(Extracted records)
-- begin --
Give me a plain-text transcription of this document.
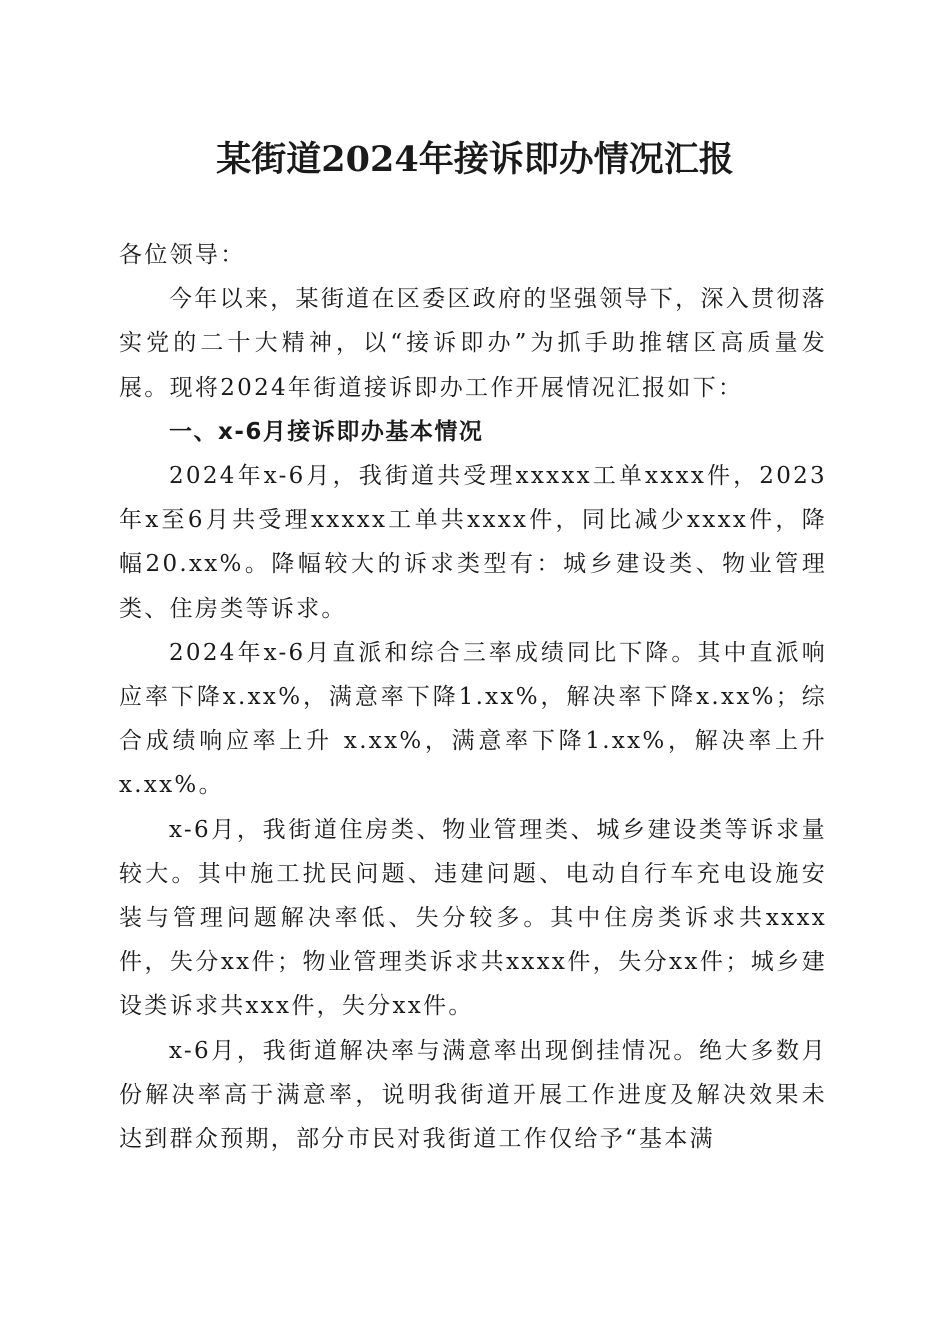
某街道2024年接诉即办情况汇报

各位领导：

今年以来，某街道在区委区政府的坚强领导下，深入贯彻落实党的二十大精神，以“接诉即办”为抓手助推辖区高质量发展。现将2024年街道接诉即办工作开展情况汇报如下：

一、x-6月接诉即办基本情况

2024年x-6月，我街道共受理xxxxx工单xxxx件，2023年x至6月共受理xxxxx工单共xxxx件，同比减少xxxx件，降幅20.xx%。降幅较大的诉求类型有：城乡建设类、物业管理类、住房类等诉求。

2024年x-6月直派和综合三率成绩同比下降。其中直派响应率下降x.xx%，满意率下降1.xx%，解决率下降x.xx%；综合成绩响应率上升 x.xx%，满意率下降1.xx%，解决率上升x.xx%。

x-6月，我街道住房类、物业管理类、城乡建设类等诉求量较大。其中施工扰民问题、违建问题、电动自行车充电设施安装与管理问题解决率低、失分较多。其中住房类诉求共xxxx件，失分xx件；物业管理类诉求共xxxx件，失分xx件；城乡建设类诉求共xxx件，失分xx件。

x-6月，我街道解决率与满意率出现倒挂情况。绝大多数月份解决率高于满意率，说明我街道开展工作进度及解决效果未达到群众预期，部分市民对我街道工作仅给予“基本满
-- end --
Write out the listing above again, exactly, but with no pictures in the copy.

SOLUTION TO THE EXERCISE:
Give me a plain-text transcription of this document.
某街道2024年接诉即办情况汇报

各位领导：

今年以来，某街道在区委区政府的坚强领导下，深入贯彻落实党的二十大精神，以“接诉即办”为抓手助推辖区高质量发展。现将2024年街道接诉即办工作开展情况汇报如下：

一、x-6月接诉即办基本情况

2024年x-6月，我街道共受理xxxxx工单xxxx件，2023年x至6月共受理xxxxx工单共xxxx件，同比减少xxxx件，降幅20.xx%。降幅较大的诉求类型有：城乡建设类、物业管理类、住房类等诉求。

2024年x-6月直派和综合三率成绩同比下降。其中直派响应率下降x.xx%，满意率下降1.xx%，解决率下降x.xx%；综合成绩响应率上升 x.xx%，满意率下降1.xx%，解决率上升x.xx%。

x-6月，我街道住房类、物业管理类、城乡建设类等诉求量较大。其中施工扰民问题、违建问题、电动自行车充电设施安装与管理问题解决率低、失分较多。其中住房类诉求共xxxx件，失分xx件；物业管理类诉求共xxxx件，失分xx件；城乡建设类诉求共xxx件，失分xx件。

x-6月，我街道解决率与满意率出现倒挂情况。绝大多数月份解决率高于满意率，说明我街道开展工作进度及解决效果未达到群众预期，部分市民对我街道工作仅给予“基本满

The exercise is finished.